Problem to work on:
Copy all of the material below exactly.

** Begin Input **

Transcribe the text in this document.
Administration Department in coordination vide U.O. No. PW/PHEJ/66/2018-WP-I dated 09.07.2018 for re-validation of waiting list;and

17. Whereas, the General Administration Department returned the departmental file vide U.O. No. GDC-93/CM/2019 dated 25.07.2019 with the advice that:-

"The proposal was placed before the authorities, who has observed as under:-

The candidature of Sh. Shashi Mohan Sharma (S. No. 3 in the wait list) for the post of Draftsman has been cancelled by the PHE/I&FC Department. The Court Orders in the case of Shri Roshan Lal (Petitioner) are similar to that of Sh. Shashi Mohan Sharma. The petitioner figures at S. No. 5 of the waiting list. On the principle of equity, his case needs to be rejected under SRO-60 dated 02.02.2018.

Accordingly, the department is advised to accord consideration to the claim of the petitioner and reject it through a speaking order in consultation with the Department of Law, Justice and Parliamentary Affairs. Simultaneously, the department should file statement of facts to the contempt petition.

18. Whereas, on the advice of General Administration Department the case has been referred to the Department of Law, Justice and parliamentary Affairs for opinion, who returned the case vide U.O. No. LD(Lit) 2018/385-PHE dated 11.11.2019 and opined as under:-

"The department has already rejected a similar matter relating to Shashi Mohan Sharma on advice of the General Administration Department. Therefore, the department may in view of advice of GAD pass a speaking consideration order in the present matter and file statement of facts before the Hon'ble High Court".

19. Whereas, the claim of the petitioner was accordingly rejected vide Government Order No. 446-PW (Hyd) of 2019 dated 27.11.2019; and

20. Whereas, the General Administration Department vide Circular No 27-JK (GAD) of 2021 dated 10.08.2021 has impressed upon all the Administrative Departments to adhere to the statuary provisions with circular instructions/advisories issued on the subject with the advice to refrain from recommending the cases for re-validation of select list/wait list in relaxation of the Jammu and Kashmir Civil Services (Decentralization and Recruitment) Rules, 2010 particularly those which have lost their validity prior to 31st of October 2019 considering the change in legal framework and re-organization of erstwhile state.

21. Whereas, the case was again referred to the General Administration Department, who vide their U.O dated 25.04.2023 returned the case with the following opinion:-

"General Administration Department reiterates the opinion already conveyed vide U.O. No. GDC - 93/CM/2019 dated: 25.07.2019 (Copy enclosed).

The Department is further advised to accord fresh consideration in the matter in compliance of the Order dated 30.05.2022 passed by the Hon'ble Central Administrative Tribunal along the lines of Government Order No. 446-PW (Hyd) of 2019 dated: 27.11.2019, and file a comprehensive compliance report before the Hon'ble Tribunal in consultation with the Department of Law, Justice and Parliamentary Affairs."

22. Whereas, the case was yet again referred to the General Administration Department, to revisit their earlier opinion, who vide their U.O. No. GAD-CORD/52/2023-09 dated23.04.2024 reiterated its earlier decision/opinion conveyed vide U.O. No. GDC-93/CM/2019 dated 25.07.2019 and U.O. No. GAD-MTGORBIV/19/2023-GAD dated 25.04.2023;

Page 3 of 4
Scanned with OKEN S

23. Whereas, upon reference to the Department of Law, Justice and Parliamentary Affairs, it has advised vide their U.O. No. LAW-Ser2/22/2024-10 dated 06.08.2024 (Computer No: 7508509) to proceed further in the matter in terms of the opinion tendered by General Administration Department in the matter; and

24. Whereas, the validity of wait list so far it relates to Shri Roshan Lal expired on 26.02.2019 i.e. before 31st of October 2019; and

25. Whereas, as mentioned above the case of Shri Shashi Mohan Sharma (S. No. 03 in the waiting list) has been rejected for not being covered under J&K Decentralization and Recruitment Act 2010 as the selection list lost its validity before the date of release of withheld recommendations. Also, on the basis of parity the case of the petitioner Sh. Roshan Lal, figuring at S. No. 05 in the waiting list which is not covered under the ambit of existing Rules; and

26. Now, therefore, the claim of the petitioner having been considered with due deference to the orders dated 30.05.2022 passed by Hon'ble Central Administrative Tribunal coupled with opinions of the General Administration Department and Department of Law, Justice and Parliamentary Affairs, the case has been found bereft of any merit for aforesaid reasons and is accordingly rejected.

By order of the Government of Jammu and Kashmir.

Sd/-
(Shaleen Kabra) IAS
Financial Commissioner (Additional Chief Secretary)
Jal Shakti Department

** End Input **

Completed exercise:
Transcribe the text in this document.
Administration Department in coordination vide U.O. No. PW/PHEJ/66/2018-WP-I dated 09.07.2018 for re-validation of waiting list;and

17. Whereas, the General Administration Department returned the departmental file vide U.O. No. GDC-93/CM/2019 dated 25.07.2019 with the advice that:-

"The proposal was placed before the authorities, who has observed as under:-

The candidature of Sh. Shashi Mohan Sharma (S. No. 3 in the wait list) for the post of Draftsman has been cancelled by the PHE/I&FC Department. The Court Orders in the case of Shri Roshan Lal (Petitioner) are similar to that of Sh. Shashi Mohan Sharma. The petitioner figures at S. No. 5 of the waiting list. On the principle of equity, his case needs to be rejected under SRO-60 dated 02.02.2018.

Accordingly, the department is advised to accord consideration to the claim of the petitioner and reject it through a speaking order in consultation with the Department of Law, Justice and Parliamentary Affairs. Simultaneously, the department should file statement of facts to the contempt petition.

18. Whereas, on the advice of General Administration Department the case has been referred to the Department of Law, Justice and parliamentary Affairs for opinion, who returned the case vide U.O. No. LD(Lit) 2018/385-PHE dated 11.11.2019 and opined as under:-

"The department has already rejected a similar matter relating to Shashi Mohan Sharma on advice of the General Administration Department. Therefore, the department may in view of advice of GAD pass a speaking consideration order in the present matter and file statement of facts before the Hon'ble High Court".

19. Whereas, the claim of the petitioner was accordingly rejected vide Government Order No. 446-PW (Hyd) of 2019 dated 27.11.2019; and

20. Whereas, the General Administration Department vide Circular No 27-JK (GAD) of 2021 dated 10.08.2021 has impressed upon all the Administrative Departments to adhere to the statuary provisions with circular instructions/advisories issued on the subject with the advice to refrain from recommending the cases for re-validation of select list/wait list in relaxation of the Jammu and Kashmir Civil Services (Decentralization and Recruitment) Rules, 2010 particularly those which have lost their validity prior to 31st of October 2019 considering the change in legal framework and re-organization of erstwhile state.

21. Whereas, the case was again referred to the General Administration Department, who vide their U.O dated 25.04.2023 returned the case with the following opinion:-

"General Administration Department reiterates the opinion already conveyed vide U.O. No. GDC - 93/CM/2019 dated: 25.07.2019 (Copy enclosed).

The Department is further advised to accord fresh consideration in the matter in compliance of the Order dated 30.05.2022 passed by the Hon'ble Central Administrative Tribunal along the lines of Government Order No. 446-PW (Hyd) of 2019 dated: 27.11.2019, and file a comprehensive compliance report before the Hon'ble Tribunal in consultation with the Department of Law, Justice and Parliamentary Affairs."

22. Whereas, the case was yet again referred to the General Administration Department, to revisit their earlier opinion, who vide their U.O. No. GAD-CORD/52/2023-09 dated23.04.2024 reiterated its earlier decision/opinion conveyed vide U.O. No. GDC-93/CM/2019 dated 25.07.2019 and U.O. No. GAD-MTGORBIV/19/2023-GAD dated 25.04.2023;

Page 3 of 4
Scanned with OKEN S

23. Whereas, upon reference to the Department of Law, Justice and Parliamentary Affairs, it has advised vide their U.O. No. LAW-Ser2/22/2024-10 dated 06.08.2024 (Computer No: 7508509) to proceed further in the matter in terms of the opinion tendered by General Administration Department in the matter; and

24. Whereas, the validity of wait list so far it relates to Shri Roshan Lal expired on 26.02.2019 i.e. before 31st of October 2019; and

25. Whereas, as mentioned above the case of Shri Shashi Mohan Sharma (S. No. 03 in the waiting list) has been rejected for not being covered under J&K Decentralization and Recruitment Act 2010 as the selection list lost its validity before the date of release of withheld recommendations. Also, on the basis of parity the case of the petitioner Sh. Roshan Lal, figuring at S. No. 05 in the waiting list which is not covered under the ambit of existing Rules; and

26. Now, therefore, the claim of the petitioner having been considered with due deference to the orders dated 30.05.2022 passed by Hon'ble Central Administrative Tribunal coupled with opinions of the General Administration Department and Department of Law, Justice and Parliamentary Affairs, the case has been found bereft of any merit for aforesaid reasons and is accordingly rejected.

By order of the Government of Jammu and Kashmir.

Sd/-
(Shaleen Kabra) IAS
Financial Commissioner (Additional Chief Secretary)
Jal Shakti Department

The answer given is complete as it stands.